*EXERCISE INSTRUCTIONS*:
Can you transcribe every entry word for word, skipping the images?

*RECORDS*:
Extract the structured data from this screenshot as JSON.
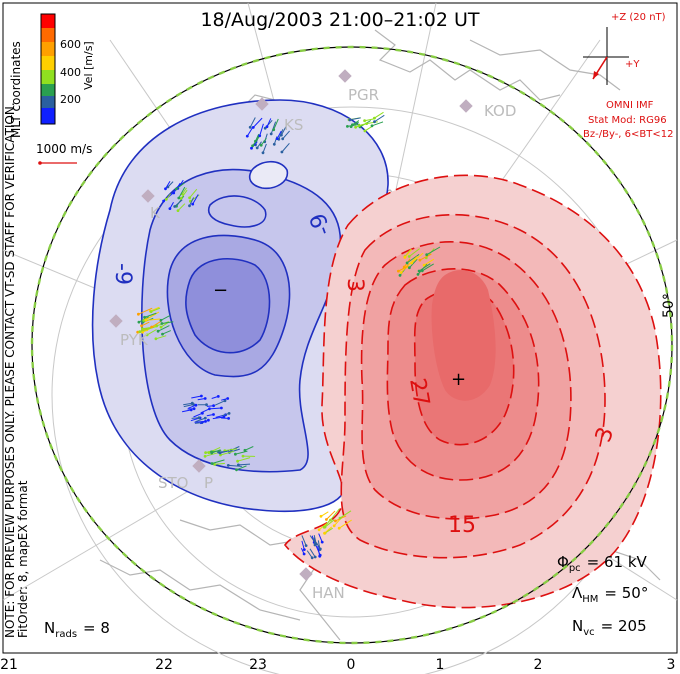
{
  "title": "18/Aug/2003 21:00–21:02 UT",
  "velocity_scale": {
    "label": "Vel [m/s]",
    "ticks": [
      "600",
      "400",
      "200"
    ],
    "colors": [
      "#ff0000",
      "#ff6a00",
      "#ffc000",
      "#a0e000",
      "#20b020",
      "#2a8a9a",
      "#2040c0",
      "#0010ff"
    ],
    "ref_vector_label": "1000 m/s"
  },
  "side_text": {
    "coordinates": "MLT coordinates",
    "preview_notice": "NOTE: FOR PREVIEW PURPOSES ONLY. PLEASE CONTACT VT-SD STAFF FOR VERIFICATION.",
    "fit_info": "FitOrder: 8, mapEX format"
  },
  "imf": {
    "z_label": "+Z (20 nT)",
    "y_label": "+Y",
    "source": "OMNI IMF",
    "model": "Stat Mod: RG96",
    "condition": "Bz-/By-, 6<BT<12"
  },
  "stations": [
    "PGR",
    "KOD",
    "KS",
    "K",
    "P",
    "STO",
    "PYK",
    "HAN"
  ],
  "latitude_label": "50°",
  "contours": {
    "negative_labels": [
      "-9",
      "-9",
      "−"
    ],
    "positive_labels": [
      "3",
      "27",
      "15",
      "3",
      "+"
    ]
  },
  "stats": {
    "phi_pc_label": "Φ",
    "phi_pc_sub": "pc",
    "phi_pc_value": "= 61 kV",
    "lambda_label": "Λ",
    "lambda_sub": "HM",
    "lambda_value": "= 50°",
    "nvc_label": "N",
    "nvc_sub": "vc",
    "nvc_value": "= 205",
    "nrads_label": "N",
    "nrads_sub": "rads",
    "nrads_value": "= 8"
  },
  "mlt_axis": [
    "21",
    "22",
    "23",
    "0",
    "1",
    "2",
    "3"
  ],
  "colors": {
    "negative_potential": "#2030c0",
    "positive_potential": "#dd1010",
    "imf_text": "#dd1010",
    "coast": "#b0b0b0",
    "boundary": "#88cc44"
  }
}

*SOLUTION TO THE EXERCISE*:
Extract the structured data from this screenshot as JSON.
{
  "title": "18/Aug/2003 21:00–21:02 UT",
  "velocity_scale": {
    "label": "Vel [m/s]",
    "ticks": [
      "600",
      "400",
      "200"
    ],
    "colors": [
      "#ff0000",
      "#ff6a00",
      "#ffc000",
      "#a0e000",
      "#20b020",
      "#2a8a9a",
      "#2040c0",
      "#0010ff"
    ],
    "ref_vector_label": "1000 m/s"
  },
  "side_text": {
    "coordinates": "MLT coordinates",
    "preview_notice": "NOTE: FOR PREVIEW PURPOSES ONLY. PLEASE CONTACT VT-SD STAFF FOR VERIFICATION.",
    "fit_info": "FitOrder: 8, mapEX format"
  },
  "imf": {
    "z_label": "+Z (20 nT)",
    "y_label": "+Y",
    "source": "OMNI IMF",
    "model": "Stat Mod: RG96",
    "condition": "Bz-/By-, 6<BT<12"
  },
  "stations": [
    "PGR",
    "KOD",
    "KS",
    "K",
    "P",
    "STO",
    "PYK",
    "HAN"
  ],
  "latitude_label": "50°",
  "contours": {
    "negative_labels": [
      "-9",
      "-9",
      "−"
    ],
    "positive_labels": [
      "3",
      "27",
      "15",
      "3",
      "+"
    ]
  },
  "stats": {
    "phi_pc_label": "Φ",
    "phi_pc_sub": "pc",
    "phi_pc_value": "= 61 kV",
    "lambda_label": "Λ",
    "lambda_sub": "HM",
    "lambda_value": "= 50°",
    "nvc_label": "N",
    "nvc_sub": "vc",
    "nvc_value": "= 205",
    "nrads_label": "N",
    "nrads_sub": "rads",
    "nrads_value": "= 8"
  },
  "mlt_axis": [
    "21",
    "22",
    "23",
    "0",
    "1",
    "2",
    "3"
  ],
  "colors": {
    "negative_potential": "#2030c0",
    "positive_potential": "#dd1010",
    "imf_text": "#dd1010",
    "coast": "#b0b0b0",
    "boundary": "#88cc44"
  }
}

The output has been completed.